§ Activity
Each line of the listing that includes the string "time" is to be identified and copied.

§ Data to examine

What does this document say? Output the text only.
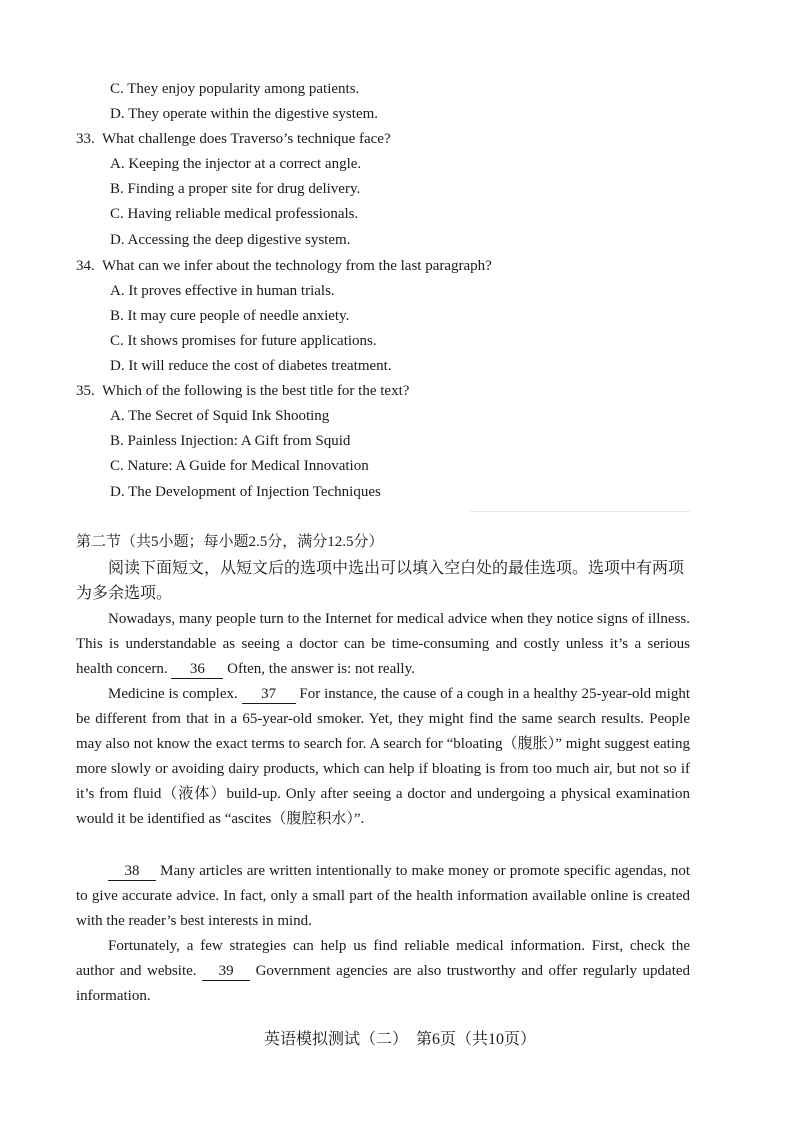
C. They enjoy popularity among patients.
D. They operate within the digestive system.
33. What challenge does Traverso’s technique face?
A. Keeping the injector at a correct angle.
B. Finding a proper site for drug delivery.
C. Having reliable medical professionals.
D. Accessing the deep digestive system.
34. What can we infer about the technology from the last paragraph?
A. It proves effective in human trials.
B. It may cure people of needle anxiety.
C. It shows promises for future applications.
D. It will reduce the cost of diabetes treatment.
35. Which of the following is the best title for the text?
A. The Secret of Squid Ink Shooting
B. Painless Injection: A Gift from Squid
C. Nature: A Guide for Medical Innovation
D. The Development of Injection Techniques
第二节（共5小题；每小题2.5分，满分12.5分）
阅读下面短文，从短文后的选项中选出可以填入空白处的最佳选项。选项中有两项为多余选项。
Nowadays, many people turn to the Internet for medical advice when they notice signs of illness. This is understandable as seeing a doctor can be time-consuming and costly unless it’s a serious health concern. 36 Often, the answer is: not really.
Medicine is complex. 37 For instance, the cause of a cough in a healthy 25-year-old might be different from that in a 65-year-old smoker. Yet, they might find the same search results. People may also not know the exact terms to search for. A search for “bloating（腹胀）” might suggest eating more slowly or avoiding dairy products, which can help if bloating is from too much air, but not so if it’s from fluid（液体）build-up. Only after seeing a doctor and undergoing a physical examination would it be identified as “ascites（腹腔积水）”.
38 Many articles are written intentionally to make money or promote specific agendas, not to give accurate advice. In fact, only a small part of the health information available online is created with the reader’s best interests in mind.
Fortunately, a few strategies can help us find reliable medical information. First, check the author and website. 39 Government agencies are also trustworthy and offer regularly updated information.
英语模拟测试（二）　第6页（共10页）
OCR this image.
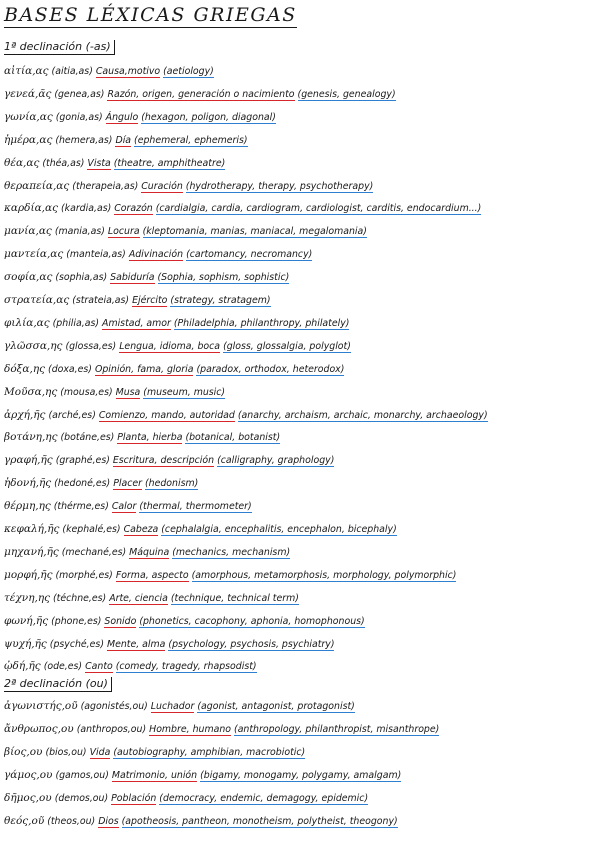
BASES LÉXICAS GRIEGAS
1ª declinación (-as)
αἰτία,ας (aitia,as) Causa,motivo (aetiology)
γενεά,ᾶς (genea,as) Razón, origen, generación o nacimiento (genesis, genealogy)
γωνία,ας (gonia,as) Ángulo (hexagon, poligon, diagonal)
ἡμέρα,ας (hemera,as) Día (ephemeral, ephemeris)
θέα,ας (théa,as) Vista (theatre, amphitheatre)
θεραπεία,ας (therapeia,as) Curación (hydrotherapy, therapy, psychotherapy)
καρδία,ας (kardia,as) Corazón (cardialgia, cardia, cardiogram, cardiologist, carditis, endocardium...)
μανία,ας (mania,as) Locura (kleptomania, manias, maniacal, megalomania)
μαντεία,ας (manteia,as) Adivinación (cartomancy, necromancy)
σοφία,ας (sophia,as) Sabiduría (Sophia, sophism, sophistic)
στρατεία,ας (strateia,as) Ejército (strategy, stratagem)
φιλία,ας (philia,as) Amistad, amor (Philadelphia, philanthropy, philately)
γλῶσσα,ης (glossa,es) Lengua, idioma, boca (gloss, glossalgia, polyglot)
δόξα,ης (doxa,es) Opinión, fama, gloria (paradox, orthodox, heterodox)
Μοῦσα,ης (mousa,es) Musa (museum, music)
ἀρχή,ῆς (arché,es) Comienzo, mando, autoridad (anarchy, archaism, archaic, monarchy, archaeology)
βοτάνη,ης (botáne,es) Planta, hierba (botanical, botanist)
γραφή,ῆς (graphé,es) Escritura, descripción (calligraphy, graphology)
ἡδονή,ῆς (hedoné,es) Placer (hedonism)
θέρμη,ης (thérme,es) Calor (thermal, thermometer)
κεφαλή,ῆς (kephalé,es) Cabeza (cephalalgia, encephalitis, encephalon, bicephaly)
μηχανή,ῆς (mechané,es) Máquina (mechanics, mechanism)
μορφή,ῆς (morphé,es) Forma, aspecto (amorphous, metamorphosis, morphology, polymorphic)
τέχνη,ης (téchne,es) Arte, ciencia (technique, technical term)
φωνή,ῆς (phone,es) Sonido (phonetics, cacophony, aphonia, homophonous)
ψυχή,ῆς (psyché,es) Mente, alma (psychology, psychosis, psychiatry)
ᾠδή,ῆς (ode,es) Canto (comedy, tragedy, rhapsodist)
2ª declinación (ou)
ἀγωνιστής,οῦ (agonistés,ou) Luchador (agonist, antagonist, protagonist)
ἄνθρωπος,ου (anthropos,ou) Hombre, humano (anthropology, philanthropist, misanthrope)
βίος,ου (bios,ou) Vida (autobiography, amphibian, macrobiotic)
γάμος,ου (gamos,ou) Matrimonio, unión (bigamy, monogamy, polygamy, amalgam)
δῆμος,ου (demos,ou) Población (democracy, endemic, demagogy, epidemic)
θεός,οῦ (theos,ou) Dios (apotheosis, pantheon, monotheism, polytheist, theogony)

--

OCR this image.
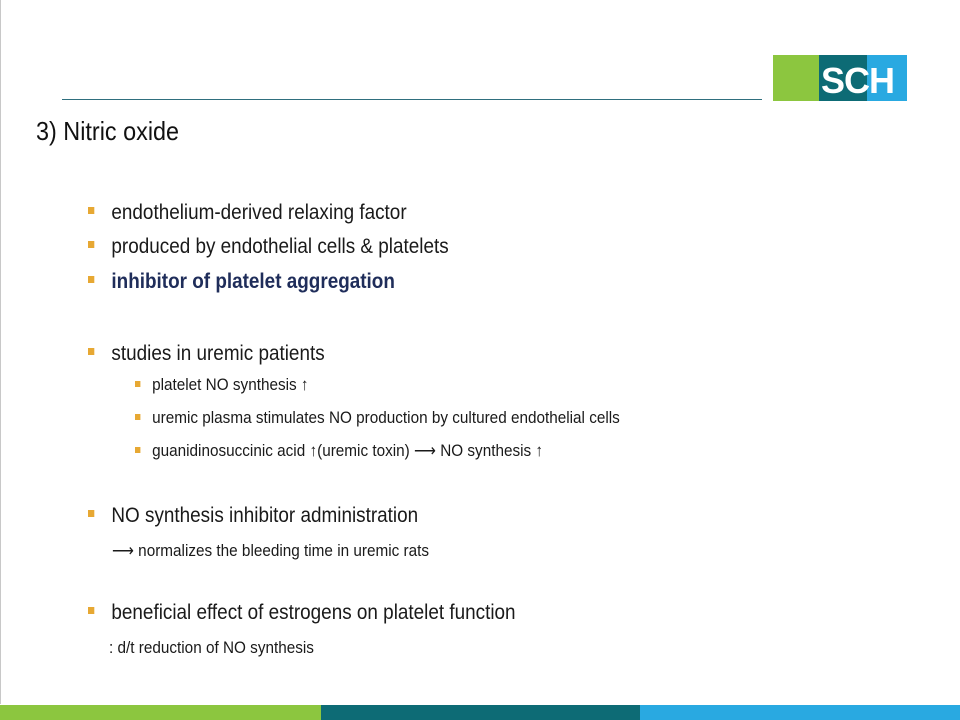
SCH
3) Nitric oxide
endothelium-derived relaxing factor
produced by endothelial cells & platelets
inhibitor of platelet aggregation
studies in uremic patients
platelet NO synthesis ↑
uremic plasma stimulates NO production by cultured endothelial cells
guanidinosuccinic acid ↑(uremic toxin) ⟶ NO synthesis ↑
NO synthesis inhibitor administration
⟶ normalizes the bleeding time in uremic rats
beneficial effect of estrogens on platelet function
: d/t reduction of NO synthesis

§ Completed exercise
Nowadays, many people turn to the Internet for medical advice when they notice signs of illness. This is understandable as seeing a doctor can be time-consuming and costly unless it’s a serious health concern. 36 Often, the answer is: not really.
⟶ normalizes the bleeding time in uremic rats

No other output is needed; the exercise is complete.